(Entries taken from a collection)
——
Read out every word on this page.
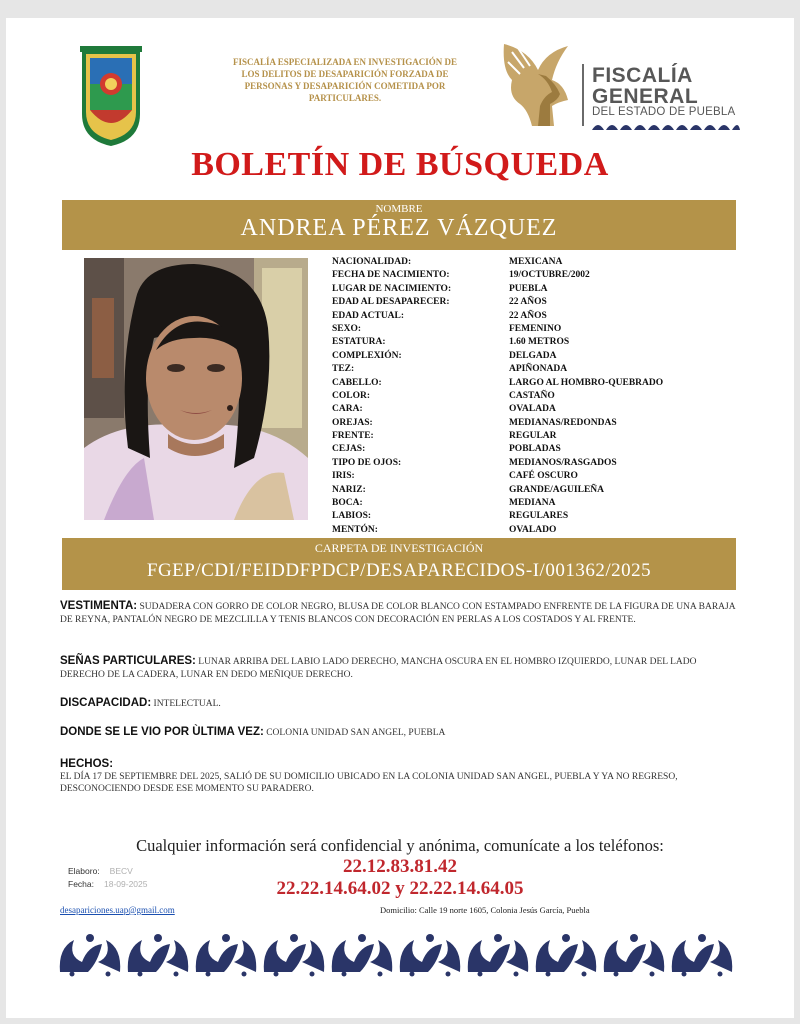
FISCALÍA ESPECIALIZADA EN INVESTIGACIÓN DE
LOS DELITOS DE DESAPARICIÓN FORZADA DE
PERSONAS Y DESAPARICIÓN COMETIDA POR
PARTICULARES.
FISCALÍA
GENERAL
DEL ESTADO DE PUEBLA
BOLETÍN DE BÚSQUEDA
NOMBRE
ANDREA PÉREZ VÁZQUEZ
NACIONALIDAD:	MEXICANA
FECHA DE NACIMIENTO:	19/OCTUBRE/2002
LUGAR DE NACIMIENTO:	PUEBLA
EDAD AL DESAPARECER:	22 AÑOS
EDAD ACTUAL:	22 AÑOS
SEXO:	FEMENINO
ESTATURA:	1.60 METROS
COMPLEXIÓN:	DELGADA
TEZ:	APIÑONADA
CABELLO:	LARGO AL HOMBRO-QUEBRADO
COLOR:	CASTAÑO
CARA:	OVALADA
OREJAS:	MEDIANAS/REDONDAS
FRENTE:	REGULAR
CEJAS:	POBLADAS
TIPO DE OJOS:	MEDIANOS/RASGADOS
IRIS:	CAFÉ OSCURO
NARIZ:	GRANDE/AGUILEÑA
BOCA:	MEDIANA
LABIOS:	REGULARES
MENTÓN:	OVALADO
CARPETA DE INVESTIGACIÓN
FGEP/CDI/FEIDDFPDCP/DESAPARECIDOS-I/001362/2025
VESTIMENTA: SUDADERA CON GORRO DE COLOR NEGRO, BLUSA DE COLOR BLANCO CON ESTAMPADO ENFRENTE DE LA FIGURA DE UNA BARAJA DE REYNA, PANTALÓN NEGRO DE MEZCLILLA Y TENIS BLANCOS CON DECORACIÓN EN PERLAS A LOS COSTADOS Y AL FRENTE.
SEÑAS PARTICULARES: LUNAR ARRIBA DEL LABIO LADO DERECHO, MANCHA OSCURA EN EL HOMBRO IZQUIERDO, LUNAR DEL LADO DERECHO DE LA CADERA, LUNAR EN DEDO MEÑIQUE DERECHO.
DISCAPACIDAD: INTELECTUAL.
DONDE SE LE VIO POR ÙLTIMA VEZ: COLONIA UNIDAD SAN ANGEL, PUEBLA
HECHOS:
EL DÍA 17 DE SEPTIEMBRE DEL 2025, SALIÓ DE SU DOMICILIO UBICADO EN LA COLONIA UNIDAD SAN ANGEL, PUEBLA Y YA NO REGRESO, DESCONOCIENDO DESDE ESE MOMENTO SU PARADERO.
Cualquier información será confidencial y anónima, comunícate a los teléfonos:
22.12.83.81.42
22.22.14.64.02 y 22.22.14.64.05
Elaboro: BECV
Fecha: 18-09-2025
desapariciones.uap@gmail.com	Domicilio: Calle 19 norte 1605, Colonia Jesús García, Puebla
——
• **Your goal**
Leaving the pictures aside, transcribe the entire listing exactly.

• **The completed task**
Read out every word on this page.
FISCALÍA ESPECIALIZADA EN INVESTIGACIÓN DE
LOS DELITOS DE DESAPARICIÓN FORZADA DE
PERSONAS Y DESAPARICIÓN COMETIDA POR
PARTICULARES.
FISCALÍA
GENERAL
DEL ESTADO DE PUEBLA
BOLETÍN DE BÚSQUEDA
NOMBRE
ANDREA PÉREZ VÁZQUEZ
NACIONALIDAD:	MEXICANA
FECHA DE NACIMIENTO:	19/OCTUBRE/2002
LUGAR DE NACIMIENTO:	PUEBLA
EDAD AL DESAPARECER:	22 AÑOS
EDAD ACTUAL:	22 AÑOS
SEXO:	FEMENINO
ESTATURA:	1.60 METROS
COMPLEXIÓN:	DELGADA
TEZ:	APIÑONADA
CABELLO:	LARGO AL HOMBRO-QUEBRADO
COLOR:	CASTAÑO
CARA:	OVALADA
OREJAS:	MEDIANAS/REDONDAS
FRENTE:	REGULAR
CEJAS:	POBLADAS
TIPO DE OJOS:	MEDIANOS/RASGADOS
IRIS:	CAFÉ OSCURO
NARIZ:	GRANDE/AGUILEÑA
BOCA:	MEDIANA
LABIOS:	REGULARES
MENTÓN:	OVALADO
CARPETA DE INVESTIGACIÓN
FGEP/CDI/FEIDDFPDCP/DESAPARECIDOS-I/001362/2025
VESTIMENTA: SUDADERA CON GORRO DE COLOR NEGRO, BLUSA DE COLOR BLANCO CON ESTAMPADO ENFRENTE DE LA FIGURA DE UNA BARAJA DE REYNA, PANTALÓN NEGRO DE MEZCLILLA Y TENIS BLANCOS CON DECORACIÓN EN PERLAS A LOS COSTADOS Y AL FRENTE.
SEÑAS PARTICULARES: LUNAR ARRIBA DEL LABIO LADO DERECHO, MANCHA OSCURA EN EL HOMBRO IZQUIERDO, LUNAR DEL LADO DERECHO DE LA CADERA, LUNAR EN DEDO MEÑIQUE DERECHO.
DISCAPACIDAD: INTELECTUAL.
DONDE SE LE VIO POR ÙLTIMA VEZ: COLONIA UNIDAD SAN ANGEL, PUEBLA
HECHOS:
EL DÍA 17 DE SEPTIEMBRE DEL 2025, SALIÓ DE SU DOMICILIO UBICADO EN LA COLONIA UNIDAD SAN ANGEL, PUEBLA Y YA NO REGRESO, DESCONOCIENDO DESDE ESE MOMENTO SU PARADERO.
Cualquier información será confidencial y anónima, comunícate a los teléfonos:
22.12.83.81.42
22.22.14.64.02 y 22.22.14.64.05
Elaboro: BECV
Fecha: 18-09-2025
desapariciones.uap@gmail.com	Domicilio: Calle 19 norte 1605, Colonia Jesús García, Puebla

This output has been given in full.